═══ Dataset excerpts ═══

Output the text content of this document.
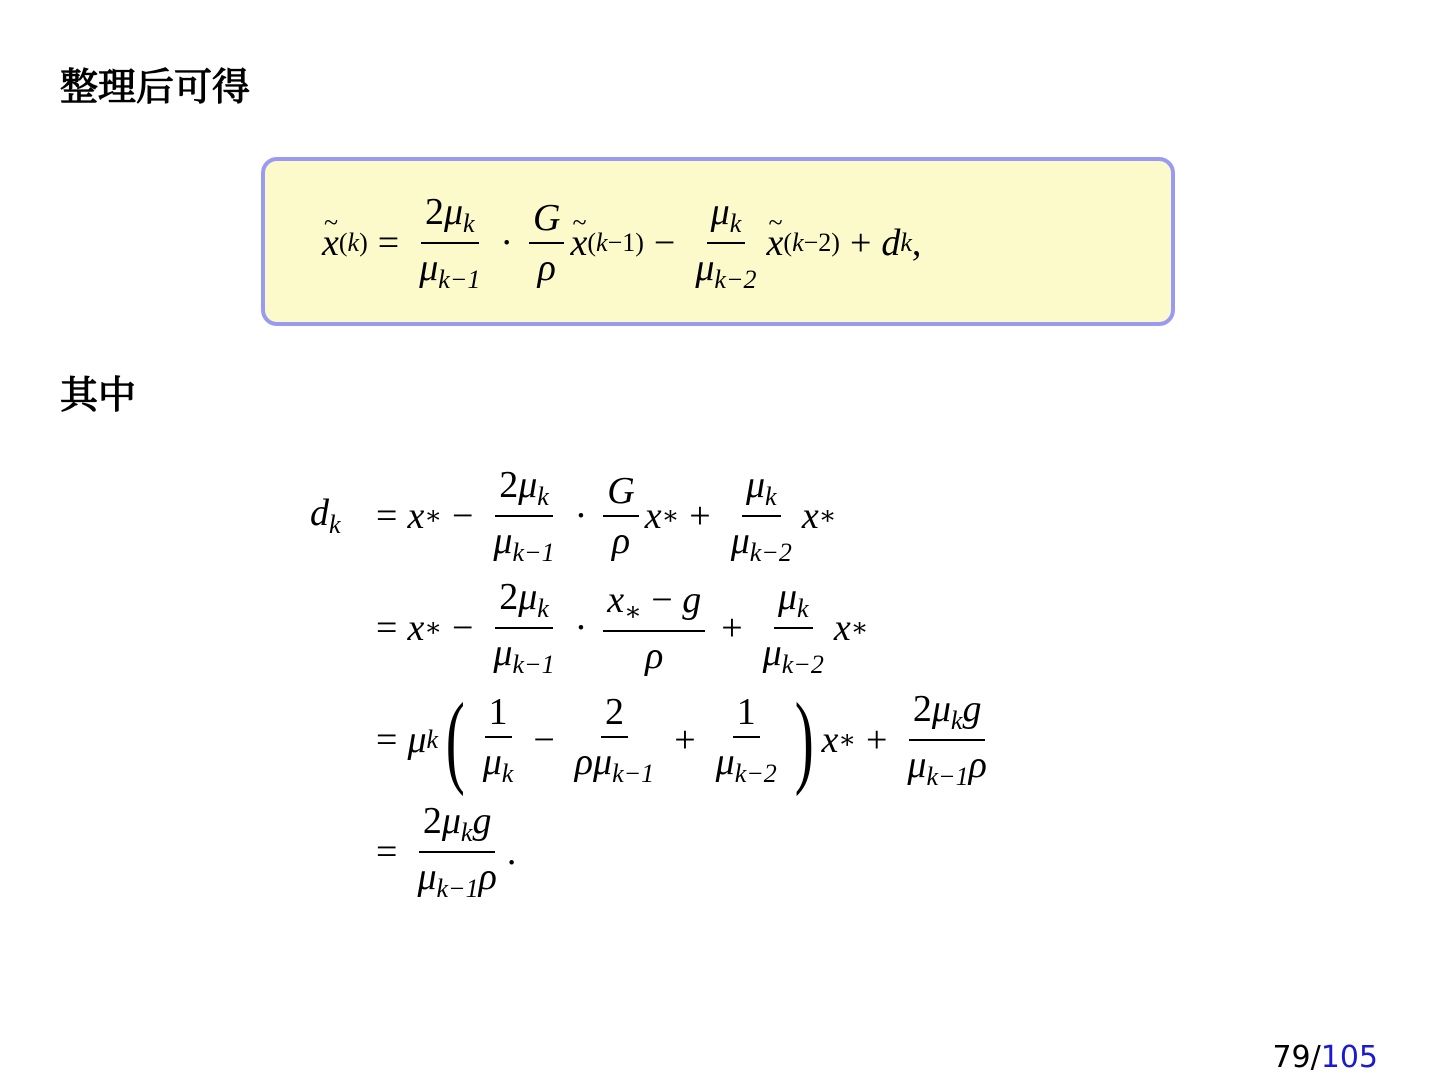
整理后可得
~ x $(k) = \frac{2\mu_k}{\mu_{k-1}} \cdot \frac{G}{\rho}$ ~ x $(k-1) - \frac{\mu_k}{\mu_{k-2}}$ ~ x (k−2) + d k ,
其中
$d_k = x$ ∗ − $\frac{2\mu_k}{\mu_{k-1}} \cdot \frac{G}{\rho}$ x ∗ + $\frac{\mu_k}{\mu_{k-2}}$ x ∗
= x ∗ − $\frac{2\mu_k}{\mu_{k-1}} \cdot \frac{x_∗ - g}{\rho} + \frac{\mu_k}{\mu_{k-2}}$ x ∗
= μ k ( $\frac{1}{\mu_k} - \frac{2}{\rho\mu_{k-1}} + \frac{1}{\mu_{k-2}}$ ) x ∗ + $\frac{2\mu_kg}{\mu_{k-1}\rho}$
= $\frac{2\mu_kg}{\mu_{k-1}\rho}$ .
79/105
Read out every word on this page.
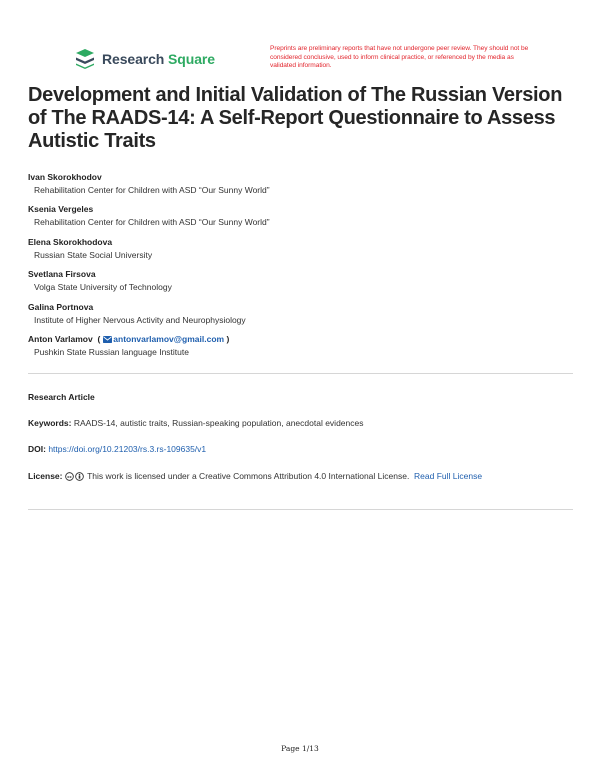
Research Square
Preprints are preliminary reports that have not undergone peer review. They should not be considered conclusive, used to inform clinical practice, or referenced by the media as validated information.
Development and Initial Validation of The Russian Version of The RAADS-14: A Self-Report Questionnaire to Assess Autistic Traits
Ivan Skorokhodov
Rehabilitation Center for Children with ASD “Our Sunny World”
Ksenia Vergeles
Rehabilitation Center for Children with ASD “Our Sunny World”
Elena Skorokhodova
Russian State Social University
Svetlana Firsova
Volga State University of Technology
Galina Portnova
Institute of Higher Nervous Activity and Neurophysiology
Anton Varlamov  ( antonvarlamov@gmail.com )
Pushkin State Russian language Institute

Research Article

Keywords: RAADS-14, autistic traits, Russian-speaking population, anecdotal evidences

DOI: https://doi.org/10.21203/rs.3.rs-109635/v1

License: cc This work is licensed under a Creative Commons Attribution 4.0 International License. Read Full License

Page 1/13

═══

Work instructions
Look through the material above. Copy each line where the word "State" appears.

The completed task
Russian State Social University
Volga State University of Technology
Pushkin State Russian language Institute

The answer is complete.